> Problem: Scan the entries and tally the lines that include the string "this". Reply with the figure alone.

── Task data

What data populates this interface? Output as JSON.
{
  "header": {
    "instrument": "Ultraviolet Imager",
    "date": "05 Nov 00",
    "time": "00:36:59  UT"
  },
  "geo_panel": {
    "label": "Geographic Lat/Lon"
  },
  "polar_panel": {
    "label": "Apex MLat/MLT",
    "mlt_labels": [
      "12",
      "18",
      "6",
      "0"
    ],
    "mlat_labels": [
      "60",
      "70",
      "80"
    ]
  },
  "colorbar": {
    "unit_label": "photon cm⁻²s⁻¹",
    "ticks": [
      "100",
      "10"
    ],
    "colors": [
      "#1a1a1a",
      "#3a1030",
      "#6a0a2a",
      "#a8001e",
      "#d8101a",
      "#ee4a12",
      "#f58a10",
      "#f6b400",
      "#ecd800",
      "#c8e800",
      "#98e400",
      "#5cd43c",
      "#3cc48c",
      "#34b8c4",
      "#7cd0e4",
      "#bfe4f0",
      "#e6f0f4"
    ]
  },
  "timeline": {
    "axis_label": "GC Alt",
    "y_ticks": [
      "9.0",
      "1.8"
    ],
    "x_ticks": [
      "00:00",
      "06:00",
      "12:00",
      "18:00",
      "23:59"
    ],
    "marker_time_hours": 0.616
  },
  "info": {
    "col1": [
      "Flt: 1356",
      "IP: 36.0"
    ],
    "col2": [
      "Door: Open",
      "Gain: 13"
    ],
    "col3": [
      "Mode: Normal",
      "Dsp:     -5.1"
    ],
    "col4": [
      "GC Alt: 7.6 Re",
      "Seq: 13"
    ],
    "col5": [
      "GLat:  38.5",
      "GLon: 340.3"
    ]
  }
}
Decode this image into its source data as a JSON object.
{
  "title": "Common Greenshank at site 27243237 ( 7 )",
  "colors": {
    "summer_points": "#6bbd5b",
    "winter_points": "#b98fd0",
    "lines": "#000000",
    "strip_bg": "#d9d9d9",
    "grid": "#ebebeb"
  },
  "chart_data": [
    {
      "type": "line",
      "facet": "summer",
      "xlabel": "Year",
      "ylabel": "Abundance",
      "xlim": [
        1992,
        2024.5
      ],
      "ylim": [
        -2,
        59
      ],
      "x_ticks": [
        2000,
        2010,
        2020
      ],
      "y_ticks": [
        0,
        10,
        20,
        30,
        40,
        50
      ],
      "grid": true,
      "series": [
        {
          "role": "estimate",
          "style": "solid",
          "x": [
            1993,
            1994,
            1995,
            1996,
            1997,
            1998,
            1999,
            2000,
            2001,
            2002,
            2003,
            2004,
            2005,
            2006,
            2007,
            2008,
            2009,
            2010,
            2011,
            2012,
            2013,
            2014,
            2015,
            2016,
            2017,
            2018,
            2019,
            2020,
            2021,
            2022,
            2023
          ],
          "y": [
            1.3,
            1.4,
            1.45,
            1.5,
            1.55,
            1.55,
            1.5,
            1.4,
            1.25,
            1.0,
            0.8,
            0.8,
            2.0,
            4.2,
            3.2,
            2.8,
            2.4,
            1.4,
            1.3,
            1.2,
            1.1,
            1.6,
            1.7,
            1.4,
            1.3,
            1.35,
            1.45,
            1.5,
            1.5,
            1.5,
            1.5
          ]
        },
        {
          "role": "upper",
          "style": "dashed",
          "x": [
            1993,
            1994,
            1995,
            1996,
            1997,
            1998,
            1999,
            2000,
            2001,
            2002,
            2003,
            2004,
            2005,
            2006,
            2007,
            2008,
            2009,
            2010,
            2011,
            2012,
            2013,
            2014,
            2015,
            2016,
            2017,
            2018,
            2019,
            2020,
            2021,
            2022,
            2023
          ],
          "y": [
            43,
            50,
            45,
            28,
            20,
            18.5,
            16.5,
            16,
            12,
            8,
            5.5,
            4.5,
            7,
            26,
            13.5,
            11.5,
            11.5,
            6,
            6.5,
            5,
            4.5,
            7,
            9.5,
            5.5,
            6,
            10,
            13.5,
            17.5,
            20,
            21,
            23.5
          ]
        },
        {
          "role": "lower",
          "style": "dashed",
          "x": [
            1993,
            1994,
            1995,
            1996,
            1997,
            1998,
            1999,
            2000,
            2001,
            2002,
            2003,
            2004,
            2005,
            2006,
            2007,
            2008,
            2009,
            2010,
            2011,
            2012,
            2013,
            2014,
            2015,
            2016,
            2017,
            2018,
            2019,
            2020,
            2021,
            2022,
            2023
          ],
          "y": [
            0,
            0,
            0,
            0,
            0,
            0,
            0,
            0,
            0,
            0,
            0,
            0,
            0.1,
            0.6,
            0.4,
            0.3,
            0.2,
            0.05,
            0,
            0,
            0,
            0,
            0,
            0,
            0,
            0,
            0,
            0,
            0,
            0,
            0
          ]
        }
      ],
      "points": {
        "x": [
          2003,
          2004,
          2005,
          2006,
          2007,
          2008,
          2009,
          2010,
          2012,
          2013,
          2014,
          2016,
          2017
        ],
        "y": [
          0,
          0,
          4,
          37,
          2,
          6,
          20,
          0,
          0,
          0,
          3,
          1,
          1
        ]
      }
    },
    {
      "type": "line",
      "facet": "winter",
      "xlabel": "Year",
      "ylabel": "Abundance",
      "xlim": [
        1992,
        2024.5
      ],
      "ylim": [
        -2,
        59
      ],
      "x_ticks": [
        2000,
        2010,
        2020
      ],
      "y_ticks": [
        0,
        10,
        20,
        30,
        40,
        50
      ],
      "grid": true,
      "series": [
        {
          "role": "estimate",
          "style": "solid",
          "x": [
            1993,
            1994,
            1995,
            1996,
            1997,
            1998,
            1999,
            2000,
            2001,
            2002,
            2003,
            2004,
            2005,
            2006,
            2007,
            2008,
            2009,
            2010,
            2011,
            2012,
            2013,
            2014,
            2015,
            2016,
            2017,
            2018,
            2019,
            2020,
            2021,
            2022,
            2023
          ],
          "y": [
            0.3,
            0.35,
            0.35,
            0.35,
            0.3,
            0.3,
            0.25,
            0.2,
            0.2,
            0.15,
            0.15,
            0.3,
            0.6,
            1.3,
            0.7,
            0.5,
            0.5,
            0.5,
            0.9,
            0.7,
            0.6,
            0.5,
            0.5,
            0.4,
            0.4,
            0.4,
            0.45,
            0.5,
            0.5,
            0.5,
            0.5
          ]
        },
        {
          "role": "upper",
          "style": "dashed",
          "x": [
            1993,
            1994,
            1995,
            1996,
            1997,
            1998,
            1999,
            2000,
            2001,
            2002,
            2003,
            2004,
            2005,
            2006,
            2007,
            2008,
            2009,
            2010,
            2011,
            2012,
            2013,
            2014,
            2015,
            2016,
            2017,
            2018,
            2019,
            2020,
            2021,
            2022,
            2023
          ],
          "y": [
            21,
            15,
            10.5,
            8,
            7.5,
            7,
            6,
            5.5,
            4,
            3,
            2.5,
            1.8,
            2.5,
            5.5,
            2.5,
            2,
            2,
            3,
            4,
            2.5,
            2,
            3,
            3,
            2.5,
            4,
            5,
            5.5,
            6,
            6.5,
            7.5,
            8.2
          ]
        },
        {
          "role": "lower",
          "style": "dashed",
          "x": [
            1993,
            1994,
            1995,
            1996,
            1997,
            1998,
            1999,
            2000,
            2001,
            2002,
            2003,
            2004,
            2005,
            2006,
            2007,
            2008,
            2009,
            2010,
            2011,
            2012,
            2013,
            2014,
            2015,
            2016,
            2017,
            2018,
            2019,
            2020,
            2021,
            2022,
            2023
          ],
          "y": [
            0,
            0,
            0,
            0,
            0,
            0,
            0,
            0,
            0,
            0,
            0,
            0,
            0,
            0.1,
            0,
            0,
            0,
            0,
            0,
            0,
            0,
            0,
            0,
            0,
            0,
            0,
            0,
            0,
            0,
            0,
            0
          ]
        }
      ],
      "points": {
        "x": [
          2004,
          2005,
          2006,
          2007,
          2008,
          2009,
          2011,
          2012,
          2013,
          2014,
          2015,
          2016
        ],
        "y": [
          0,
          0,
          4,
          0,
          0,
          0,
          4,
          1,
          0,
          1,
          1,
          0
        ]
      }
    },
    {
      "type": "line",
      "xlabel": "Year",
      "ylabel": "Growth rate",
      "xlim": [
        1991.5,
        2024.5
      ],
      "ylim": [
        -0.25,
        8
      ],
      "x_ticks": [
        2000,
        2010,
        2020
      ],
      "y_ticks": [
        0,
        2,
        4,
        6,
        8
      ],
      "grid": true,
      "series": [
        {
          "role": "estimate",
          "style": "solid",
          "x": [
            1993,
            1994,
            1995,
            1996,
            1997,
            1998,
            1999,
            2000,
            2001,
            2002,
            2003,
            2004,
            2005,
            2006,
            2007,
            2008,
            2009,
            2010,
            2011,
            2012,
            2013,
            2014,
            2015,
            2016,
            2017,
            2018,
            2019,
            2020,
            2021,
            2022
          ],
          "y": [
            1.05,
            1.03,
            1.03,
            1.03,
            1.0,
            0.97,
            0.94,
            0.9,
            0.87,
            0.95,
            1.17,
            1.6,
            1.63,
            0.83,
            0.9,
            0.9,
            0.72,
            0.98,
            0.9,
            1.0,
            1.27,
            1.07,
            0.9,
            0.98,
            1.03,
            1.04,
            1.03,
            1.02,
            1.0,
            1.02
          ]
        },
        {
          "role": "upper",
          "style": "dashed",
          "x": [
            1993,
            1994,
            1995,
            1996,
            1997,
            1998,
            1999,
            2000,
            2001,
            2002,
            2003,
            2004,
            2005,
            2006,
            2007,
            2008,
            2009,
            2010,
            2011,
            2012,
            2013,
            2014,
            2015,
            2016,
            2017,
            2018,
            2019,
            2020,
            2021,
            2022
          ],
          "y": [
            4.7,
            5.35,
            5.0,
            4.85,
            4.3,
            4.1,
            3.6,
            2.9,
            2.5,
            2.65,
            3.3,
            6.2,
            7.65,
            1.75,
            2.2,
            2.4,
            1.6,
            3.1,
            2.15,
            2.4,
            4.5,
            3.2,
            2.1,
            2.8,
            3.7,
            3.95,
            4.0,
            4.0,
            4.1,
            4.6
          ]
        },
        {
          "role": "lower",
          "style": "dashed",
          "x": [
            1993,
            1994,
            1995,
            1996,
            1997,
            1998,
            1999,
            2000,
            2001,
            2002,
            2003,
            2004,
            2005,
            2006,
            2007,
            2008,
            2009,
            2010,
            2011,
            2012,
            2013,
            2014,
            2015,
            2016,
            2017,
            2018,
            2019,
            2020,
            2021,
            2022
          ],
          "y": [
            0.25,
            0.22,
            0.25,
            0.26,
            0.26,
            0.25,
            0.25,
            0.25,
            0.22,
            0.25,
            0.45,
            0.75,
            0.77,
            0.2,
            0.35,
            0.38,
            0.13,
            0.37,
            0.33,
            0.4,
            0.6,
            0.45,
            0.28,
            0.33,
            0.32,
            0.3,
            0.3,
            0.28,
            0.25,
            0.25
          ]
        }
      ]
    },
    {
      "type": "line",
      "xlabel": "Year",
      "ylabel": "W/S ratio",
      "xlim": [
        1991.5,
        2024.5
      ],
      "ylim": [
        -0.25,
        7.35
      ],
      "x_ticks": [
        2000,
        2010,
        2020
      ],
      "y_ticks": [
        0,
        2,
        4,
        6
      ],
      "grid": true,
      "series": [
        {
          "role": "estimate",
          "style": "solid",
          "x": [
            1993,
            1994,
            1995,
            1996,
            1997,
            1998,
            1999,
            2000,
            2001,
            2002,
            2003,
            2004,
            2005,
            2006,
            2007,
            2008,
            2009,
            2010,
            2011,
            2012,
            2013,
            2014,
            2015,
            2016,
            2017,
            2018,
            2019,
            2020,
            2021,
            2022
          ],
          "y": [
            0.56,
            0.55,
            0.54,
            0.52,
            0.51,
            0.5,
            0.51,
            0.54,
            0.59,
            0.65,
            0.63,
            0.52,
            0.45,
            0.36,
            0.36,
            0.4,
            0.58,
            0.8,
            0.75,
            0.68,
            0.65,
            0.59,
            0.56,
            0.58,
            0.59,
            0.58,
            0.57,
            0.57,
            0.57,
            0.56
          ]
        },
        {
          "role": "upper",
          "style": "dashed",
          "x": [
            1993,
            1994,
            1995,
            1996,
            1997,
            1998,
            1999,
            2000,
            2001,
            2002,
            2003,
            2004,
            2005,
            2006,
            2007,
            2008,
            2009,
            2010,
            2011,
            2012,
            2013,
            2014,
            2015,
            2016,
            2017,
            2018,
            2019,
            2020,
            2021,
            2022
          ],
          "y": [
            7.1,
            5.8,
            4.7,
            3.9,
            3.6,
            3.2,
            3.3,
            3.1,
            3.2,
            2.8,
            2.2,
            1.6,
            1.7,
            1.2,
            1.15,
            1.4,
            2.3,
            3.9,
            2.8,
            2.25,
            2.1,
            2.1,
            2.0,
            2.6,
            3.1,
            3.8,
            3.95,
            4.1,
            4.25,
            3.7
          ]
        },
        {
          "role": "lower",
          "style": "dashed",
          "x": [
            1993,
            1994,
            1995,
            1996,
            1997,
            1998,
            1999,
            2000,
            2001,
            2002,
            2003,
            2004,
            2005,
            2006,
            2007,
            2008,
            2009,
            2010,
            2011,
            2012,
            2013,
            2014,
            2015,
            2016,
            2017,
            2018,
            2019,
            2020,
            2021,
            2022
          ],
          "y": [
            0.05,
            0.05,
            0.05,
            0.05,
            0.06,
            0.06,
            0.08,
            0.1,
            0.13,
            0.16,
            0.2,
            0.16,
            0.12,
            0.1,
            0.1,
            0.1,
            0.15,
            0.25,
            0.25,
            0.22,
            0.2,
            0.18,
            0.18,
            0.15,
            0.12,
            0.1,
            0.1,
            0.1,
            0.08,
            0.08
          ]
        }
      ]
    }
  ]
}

────

> Output of the exercise: 2